The problem> Copy every row again, replacing "judgement-dot" with "rating-dot" and leaving everything else unchanged. Leave the pictures out of your answer.
============
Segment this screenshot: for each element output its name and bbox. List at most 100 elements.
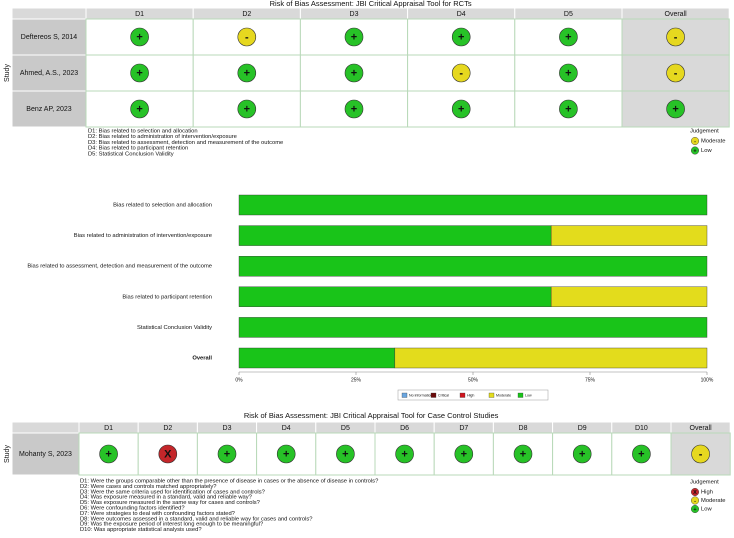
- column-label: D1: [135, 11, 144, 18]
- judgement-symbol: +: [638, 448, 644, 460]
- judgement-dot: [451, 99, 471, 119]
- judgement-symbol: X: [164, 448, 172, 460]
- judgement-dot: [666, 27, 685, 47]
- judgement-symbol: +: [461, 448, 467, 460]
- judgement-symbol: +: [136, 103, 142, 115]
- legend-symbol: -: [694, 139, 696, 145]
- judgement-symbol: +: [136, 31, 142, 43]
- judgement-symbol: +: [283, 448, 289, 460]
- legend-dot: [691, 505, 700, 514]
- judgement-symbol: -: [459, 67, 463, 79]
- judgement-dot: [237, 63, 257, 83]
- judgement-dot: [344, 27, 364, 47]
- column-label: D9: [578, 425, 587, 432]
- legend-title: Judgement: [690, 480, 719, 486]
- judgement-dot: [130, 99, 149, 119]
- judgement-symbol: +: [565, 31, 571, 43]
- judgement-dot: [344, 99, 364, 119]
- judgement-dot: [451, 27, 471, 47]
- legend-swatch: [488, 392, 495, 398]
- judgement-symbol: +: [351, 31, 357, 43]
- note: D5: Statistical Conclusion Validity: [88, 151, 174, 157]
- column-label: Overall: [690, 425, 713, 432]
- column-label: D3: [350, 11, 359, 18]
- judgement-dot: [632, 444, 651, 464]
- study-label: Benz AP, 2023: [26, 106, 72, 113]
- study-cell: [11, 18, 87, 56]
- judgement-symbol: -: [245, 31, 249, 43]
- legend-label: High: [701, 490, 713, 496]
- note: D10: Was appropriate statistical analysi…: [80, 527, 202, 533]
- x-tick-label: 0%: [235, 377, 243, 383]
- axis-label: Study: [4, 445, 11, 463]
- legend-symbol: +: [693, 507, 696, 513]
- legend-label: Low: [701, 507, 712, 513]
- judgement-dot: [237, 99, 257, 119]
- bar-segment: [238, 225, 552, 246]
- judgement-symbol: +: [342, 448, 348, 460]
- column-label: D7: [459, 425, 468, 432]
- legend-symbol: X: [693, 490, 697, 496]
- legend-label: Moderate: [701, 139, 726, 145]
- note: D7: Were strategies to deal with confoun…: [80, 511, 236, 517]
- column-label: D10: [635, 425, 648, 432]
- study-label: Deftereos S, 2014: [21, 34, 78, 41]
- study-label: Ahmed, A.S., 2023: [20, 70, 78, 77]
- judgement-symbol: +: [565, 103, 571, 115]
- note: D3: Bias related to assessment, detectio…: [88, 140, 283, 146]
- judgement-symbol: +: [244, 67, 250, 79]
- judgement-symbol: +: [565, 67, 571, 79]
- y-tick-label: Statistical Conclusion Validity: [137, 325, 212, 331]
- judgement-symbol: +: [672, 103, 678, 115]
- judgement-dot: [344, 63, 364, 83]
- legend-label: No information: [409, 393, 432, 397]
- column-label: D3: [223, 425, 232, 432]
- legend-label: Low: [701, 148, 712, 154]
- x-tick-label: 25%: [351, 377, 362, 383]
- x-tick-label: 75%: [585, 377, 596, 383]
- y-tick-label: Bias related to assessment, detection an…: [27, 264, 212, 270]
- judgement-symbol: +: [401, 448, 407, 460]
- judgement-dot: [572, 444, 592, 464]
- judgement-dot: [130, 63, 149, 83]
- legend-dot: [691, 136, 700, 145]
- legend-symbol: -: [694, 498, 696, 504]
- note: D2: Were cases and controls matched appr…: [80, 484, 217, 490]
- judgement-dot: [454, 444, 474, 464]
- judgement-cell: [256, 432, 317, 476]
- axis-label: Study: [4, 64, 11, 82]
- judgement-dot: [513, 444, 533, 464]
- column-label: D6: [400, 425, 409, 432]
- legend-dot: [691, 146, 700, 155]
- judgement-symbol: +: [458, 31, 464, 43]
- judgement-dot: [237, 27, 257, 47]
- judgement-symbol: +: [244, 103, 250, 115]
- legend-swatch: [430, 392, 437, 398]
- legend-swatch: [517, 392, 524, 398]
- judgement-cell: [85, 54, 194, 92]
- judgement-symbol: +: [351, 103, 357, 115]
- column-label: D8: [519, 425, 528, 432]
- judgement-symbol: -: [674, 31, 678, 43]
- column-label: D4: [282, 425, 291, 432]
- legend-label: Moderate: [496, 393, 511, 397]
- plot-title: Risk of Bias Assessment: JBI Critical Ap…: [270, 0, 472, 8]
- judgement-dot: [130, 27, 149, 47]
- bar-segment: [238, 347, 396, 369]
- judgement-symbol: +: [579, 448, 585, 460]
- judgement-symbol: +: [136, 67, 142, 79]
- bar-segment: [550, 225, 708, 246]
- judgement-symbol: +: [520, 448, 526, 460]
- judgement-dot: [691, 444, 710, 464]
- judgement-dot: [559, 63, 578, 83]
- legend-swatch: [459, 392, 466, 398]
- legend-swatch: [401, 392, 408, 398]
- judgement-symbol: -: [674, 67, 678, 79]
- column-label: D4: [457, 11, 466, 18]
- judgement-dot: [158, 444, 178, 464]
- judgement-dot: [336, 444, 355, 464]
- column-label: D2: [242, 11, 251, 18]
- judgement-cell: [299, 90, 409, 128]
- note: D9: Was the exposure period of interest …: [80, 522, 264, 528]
============
Correct result>
Segment this screenshot: for each element output its name and bbox. List at most 100 elements.
- column-label: D1: [135, 11, 144, 18]
- judgement-symbol: +: [638, 448, 644, 460]
- rating-dot: [451, 99, 471, 119]
- judgement-symbol: X: [164, 448, 172, 460]
- rating-dot: [666, 27, 685, 47]
- judgement-symbol: +: [461, 448, 467, 460]
- judgement-symbol: +: [136, 103, 142, 115]
- legend-symbol: -: [694, 139, 696, 145]
- judgement-symbol: +: [136, 31, 142, 43]
- judgement-symbol: +: [283, 448, 289, 460]
- legend-dot: [691, 505, 700, 514]
- judgement-symbol: -: [459, 67, 463, 79]
- rating-dot: [237, 63, 257, 83]
- rating-dot: [344, 27, 364, 47]
- column-label: D9: [578, 425, 587, 432]
- legend-title: Judgement: [690, 480, 719, 486]
- rating-dot: [130, 99, 149, 119]
- judgement-symbol: +: [565, 31, 571, 43]
- rating-dot: [344, 99, 364, 119]
- rating-dot: [451, 27, 471, 47]
- legend-swatch: [488, 392, 495, 398]
- judgement-symbol: +: [351, 31, 357, 43]
- note: D5: Statistical Conclusion Validity: [88, 151, 174, 157]
- column-label: Overall: [690, 425, 713, 432]
- column-label: D3: [350, 11, 359, 18]
- rating-dot: [632, 444, 651, 464]
- study-label: Benz AP, 2023: [26, 106, 72, 113]
- study-cell: [11, 18, 87, 56]
- judgement-symbol: -: [245, 31, 249, 43]
- legend-label: High: [701, 490, 713, 496]
- note: D10: Was appropriate statistical analysi…: [80, 527, 202, 533]
- x-tick-label: 0%: [235, 377, 243, 383]
- axis-label: Study: [4, 445, 11, 463]
- legend-symbol: +: [693, 507, 696, 513]
- legend-label: Low: [701, 507, 712, 513]
- rating-dot: [237, 99, 257, 119]
- bar-segment: [238, 225, 552, 246]
- judgement-symbol: +: [342, 448, 348, 460]
- column-label: D7: [459, 425, 468, 432]
- legend-symbol: X: [693, 490, 697, 496]
- legend-label: Moderate: [701, 139, 726, 145]
- note: D7: Were strategies to deal with confoun…: [80, 511, 236, 517]
- column-label: D10: [635, 425, 648, 432]
- study-label: Deftereos S, 2014: [21, 34, 78, 41]
- study-label: Ahmed, A.S., 2023: [20, 70, 78, 77]
- judgement-symbol: +: [565, 103, 571, 115]
- note: D3: Bias related to assessment, detectio…: [88, 140, 283, 146]
- judgement-symbol: +: [244, 67, 250, 79]
- judgement-symbol: +: [565, 67, 571, 79]
- y-tick-label: Statistical Conclusion Validity: [137, 325, 212, 331]
- judgement-symbol: +: [672, 103, 678, 115]
- rating-dot: [344, 63, 364, 83]
- legend-label: No information: [409, 393, 432, 397]
- column-label: D3: [223, 425, 232, 432]
- legend-label: Low: [701, 148, 712, 154]
- x-tick-label: 25%: [351, 377, 362, 383]
- x-tick-label: 75%: [585, 377, 596, 383]
- y-tick-label: Bias related to assessment, detection an…: [27, 264, 212, 270]
- judgement-symbol: +: [401, 448, 407, 460]
- rating-dot: [572, 444, 592, 464]
- rating-dot: [130, 63, 149, 83]
- legend-dot: [691, 136, 700, 145]
- legend-symbol: -: [694, 498, 696, 504]
- note: D2: Were cases and controls matched appr…: [80, 484, 217, 490]
- rating-dot: [454, 444, 474, 464]
- judgement-cell: [256, 432, 317, 476]
- axis-label: Study: [4, 64, 11, 82]
- rating-dot: [513, 444, 533, 464]
- column-label: D6: [400, 425, 409, 432]
- legend-dot: [691, 146, 700, 155]
- judgement-symbol: +: [458, 31, 464, 43]
- rating-dot: [237, 27, 257, 47]
- judgement-symbol: +: [244, 103, 250, 115]
- legend-swatch: [430, 392, 437, 398]
- legend-swatch: [517, 392, 524, 398]
- judgement-cell: [85, 54, 194, 92]
- judgement-symbol: +: [351, 103, 357, 115]
- column-label: D8: [519, 425, 528, 432]
- judgement-symbol: -: [674, 31, 678, 43]
- column-label: D4: [282, 425, 291, 432]
- legend-label: Moderate: [496, 393, 511, 397]
- plot-title: Risk of Bias Assessment: JBI Critical Ap…: [270, 0, 472, 8]
- rating-dot: [130, 27, 149, 47]
- bar-segment: [238, 347, 396, 369]
- judgement-symbol: +: [579, 448, 585, 460]
- judgement-symbol: +: [136, 67, 142, 79]
- bar-segment: [550, 225, 708, 246]
- judgement-symbol: +: [520, 448, 526, 460]
- rating-dot: [691, 444, 710, 464]
- rating-dot: [559, 63, 578, 83]
- legend-swatch: [459, 392, 466, 398]
- legend-swatch: [401, 392, 408, 398]
- judgement-symbol: -: [674, 67, 678, 79]
- column-label: D4: [457, 11, 466, 18]
- rating-dot: [158, 444, 178, 464]
- rating-dot: [336, 444, 355, 464]
- column-label: D2: [242, 11, 251, 18]
- judgement-cell: [299, 90, 409, 128]
- note: D9: Was the exposure period of interest …: [80, 522, 264, 528]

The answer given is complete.